(A run of records)
########
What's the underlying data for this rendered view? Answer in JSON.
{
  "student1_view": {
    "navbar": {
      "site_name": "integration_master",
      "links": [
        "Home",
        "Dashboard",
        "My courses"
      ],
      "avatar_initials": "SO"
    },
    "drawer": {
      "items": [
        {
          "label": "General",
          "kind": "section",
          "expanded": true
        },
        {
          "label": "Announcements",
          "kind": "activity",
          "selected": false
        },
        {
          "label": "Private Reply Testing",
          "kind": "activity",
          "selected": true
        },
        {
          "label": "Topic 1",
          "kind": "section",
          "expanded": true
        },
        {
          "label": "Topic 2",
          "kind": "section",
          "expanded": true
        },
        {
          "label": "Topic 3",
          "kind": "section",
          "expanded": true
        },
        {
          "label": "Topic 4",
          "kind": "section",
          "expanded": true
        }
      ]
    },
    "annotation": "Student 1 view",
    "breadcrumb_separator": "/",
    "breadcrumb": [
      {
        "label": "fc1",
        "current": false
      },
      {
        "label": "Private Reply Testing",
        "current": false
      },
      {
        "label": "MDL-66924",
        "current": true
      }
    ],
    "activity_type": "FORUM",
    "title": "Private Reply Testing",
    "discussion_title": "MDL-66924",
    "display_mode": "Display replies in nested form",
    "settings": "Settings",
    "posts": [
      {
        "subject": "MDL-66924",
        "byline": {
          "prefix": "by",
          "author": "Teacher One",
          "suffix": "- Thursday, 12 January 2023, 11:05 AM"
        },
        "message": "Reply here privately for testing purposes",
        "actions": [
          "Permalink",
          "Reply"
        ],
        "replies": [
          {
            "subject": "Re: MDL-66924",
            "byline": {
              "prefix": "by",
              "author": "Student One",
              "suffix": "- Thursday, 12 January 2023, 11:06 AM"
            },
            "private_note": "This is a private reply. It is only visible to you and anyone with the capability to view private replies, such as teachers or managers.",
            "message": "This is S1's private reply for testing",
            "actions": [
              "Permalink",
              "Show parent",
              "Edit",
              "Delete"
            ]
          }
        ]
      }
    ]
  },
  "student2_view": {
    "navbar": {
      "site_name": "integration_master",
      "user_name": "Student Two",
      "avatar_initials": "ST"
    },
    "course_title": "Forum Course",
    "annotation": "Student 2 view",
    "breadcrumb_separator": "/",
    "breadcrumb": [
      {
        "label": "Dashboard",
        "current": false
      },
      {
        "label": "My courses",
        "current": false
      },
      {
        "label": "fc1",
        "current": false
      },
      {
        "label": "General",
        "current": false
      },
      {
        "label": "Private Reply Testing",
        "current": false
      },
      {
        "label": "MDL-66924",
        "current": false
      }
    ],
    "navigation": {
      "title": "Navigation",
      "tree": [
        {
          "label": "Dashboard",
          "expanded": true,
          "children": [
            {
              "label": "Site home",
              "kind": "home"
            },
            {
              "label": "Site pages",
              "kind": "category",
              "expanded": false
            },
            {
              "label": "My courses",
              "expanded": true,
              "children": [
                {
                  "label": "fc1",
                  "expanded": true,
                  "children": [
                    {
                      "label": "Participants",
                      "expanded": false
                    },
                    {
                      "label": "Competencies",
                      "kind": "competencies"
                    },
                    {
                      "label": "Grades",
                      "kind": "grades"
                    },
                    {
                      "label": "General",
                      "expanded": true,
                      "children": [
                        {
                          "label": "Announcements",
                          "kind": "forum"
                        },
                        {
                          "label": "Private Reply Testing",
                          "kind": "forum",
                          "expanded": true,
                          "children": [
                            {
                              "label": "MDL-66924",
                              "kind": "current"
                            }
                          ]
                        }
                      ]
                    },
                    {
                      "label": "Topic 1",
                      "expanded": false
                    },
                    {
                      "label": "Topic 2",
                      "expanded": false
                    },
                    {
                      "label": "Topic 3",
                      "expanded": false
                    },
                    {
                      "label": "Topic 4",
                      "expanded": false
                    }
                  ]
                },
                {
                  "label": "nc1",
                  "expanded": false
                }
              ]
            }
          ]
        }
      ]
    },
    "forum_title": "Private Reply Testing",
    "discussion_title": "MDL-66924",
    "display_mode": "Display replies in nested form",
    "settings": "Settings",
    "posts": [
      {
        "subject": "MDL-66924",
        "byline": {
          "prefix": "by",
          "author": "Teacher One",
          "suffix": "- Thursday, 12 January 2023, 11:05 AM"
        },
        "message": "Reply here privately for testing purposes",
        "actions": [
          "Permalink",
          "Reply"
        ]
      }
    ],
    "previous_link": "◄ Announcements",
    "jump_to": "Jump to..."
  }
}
########
:: What you have to do ::
Write out every entry exactly as given.

:: Response to the exercise ::
What's the underlying data for this rendered view? Answer in JSON.
{
  "student1_view": {
    "navbar": {
      "site_name": "integration_master",
      "links": [
        "Home",
        "Dashboard",
        "My courses"
      ],
      "avatar_initials": "SO"
    },
    "drawer": {
      "items": [
        {
          "label": "General",
          "kind": "section",
          "expanded": true
        },
        {
          "label": "Announcements",
          "kind": "activity",
          "selected": false
        },
        {
          "label": "Private Reply Testing",
          "kind": "activity",
          "selected": true
        },
        {
          "label": "Topic 1",
          "kind": "section",
          "expanded": true
        },
        {
          "label": "Topic 2",
          "kind": "section",
          "expanded": true
        },
        {
          "label": "Topic 3",
          "kind": "section",
          "expanded": true
        },
        {
          "label": "Topic 4",
          "kind": "section",
          "expanded": true
        }
      ]
    },
    "annotation": "Student 1 view",
    "breadcrumb_separator": "/",
    "breadcrumb": [
      {
        "label": "fc1",
        "current": false
      },
      {
        "label": "Private Reply Testing",
        "current": false
      },
      {
        "label": "MDL-66924",
        "current": true
      }
    ],
    "activity_type": "FORUM",
    "title": "Private Reply Testing",
    "discussion_title": "MDL-66924",
    "display_mode": "Display replies in nested form",
    "settings": "Settings",
    "posts": [
      {
        "subject": "MDL-66924",
        "byline": {
          "prefix": "by",
          "author": "Teacher One",
          "suffix": "- Thursday, 12 January 2023, 11:05 AM"
        },
        "message": "Reply here privately for testing purposes",
        "actions": [
          "Permalink",
          "Reply"
        ],
        "replies": [
          {
            "subject": "Re: MDL-66924",
            "byline": {
              "prefix": "by",
              "author": "Student One",
              "suffix": "- Thursday, 12 January 2023, 11:06 AM"
            },
            "private_note": "This is a private reply. It is only visible to you and anyone with the capability to view private replies, such as teachers or managers.",
            "message": "This is S1's private reply for testing",
            "actions": [
              "Permalink",
              "Show parent",
              "Edit",
              "Delete"
            ]
          }
        ]
      }
    ]
  },
  "student2_view": {
    "navbar": {
      "site_name": "integration_master",
      "user_name": "Student Two",
      "avatar_initials": "ST"
    },
    "course_title": "Forum Course",
    "annotation": "Student 2 view",
    "breadcrumb_separator": "/",
    "breadcrumb": [
      {
        "label": "Dashboard",
        "current": false
      },
      {
        "label": "My courses",
        "current": false
      },
      {
        "label": "fc1",
        "current": false
      },
      {
        "label": "General",
        "current": false
      },
      {
        "label": "Private Reply Testing",
        "current": false
      },
      {
        "label": "MDL-66924",
        "current": false
      }
    ],
    "navigation": {
      "title": "Navigation",
      "tree": [
        {
          "label": "Dashboard",
          "expanded": true,
          "children": [
            {
              "label": "Site home",
              "kind": "home"
            },
            {
              "label": "Site pages",
              "kind": "category",
              "expanded": false
            },
            {
              "label": "My courses",
              "expanded": true,
              "children": [
                {
                  "label": "fc1",
                  "expanded": true,
                  "children": [
                    {
                      "label": "Participants",
                      "expanded": false
                    },
                    {
                      "label": "Competencies",
                      "kind": "competencies"
                    },
                    {
                      "label": "Grades",
                      "kind": "grades"
                    },
                    {
                      "label": "General",
                      "expanded": true,
                      "children": [
                        {
                          "label": "Announcements",
                          "kind": "forum"
                        },
                        {
                          "label": "Private Reply Testing",
                          "kind": "forum",
                          "expanded": true,
                          "children": [
                            {
                              "label": "MDL-66924",
                              "kind": "current"
                            }
                          ]
                        }
                      ]
                    },
                    {
                      "label": "Topic 1",
                      "expanded": false
                    },
                    {
                      "label": "Topic 2",
                      "expanded": false
                    },
                    {
                      "label": "Topic 3",
                      "expanded": false
                    },
                    {
                      "label": "Topic 4",
                      "expanded": false
                    }
                  ]
                },
                {
                  "label": "nc1",
                  "expanded": false
                }
              ]
            }
          ]
        }
      ]
    },
    "forum_title": "Private Reply Testing",
    "discussion_title": "MDL-66924",
    "display_mode": "Display replies in nested form",
    "settings": "Settings",
    "posts": [
      {
        "subject": "MDL-66924",
        "byline": {
          "prefix": "by",
          "author": "Teacher One",
          "suffix": "- Thursday, 12 January 2023, 11:05 AM"
        },
        "message": "Reply here privately for testing purposes",
        "actions": [
          "Permalink",
          "Reply"
        ]
      }
    ],
    "previous_link": "◄ Announcements",
    "jump_to": "Jump to..."
  }
}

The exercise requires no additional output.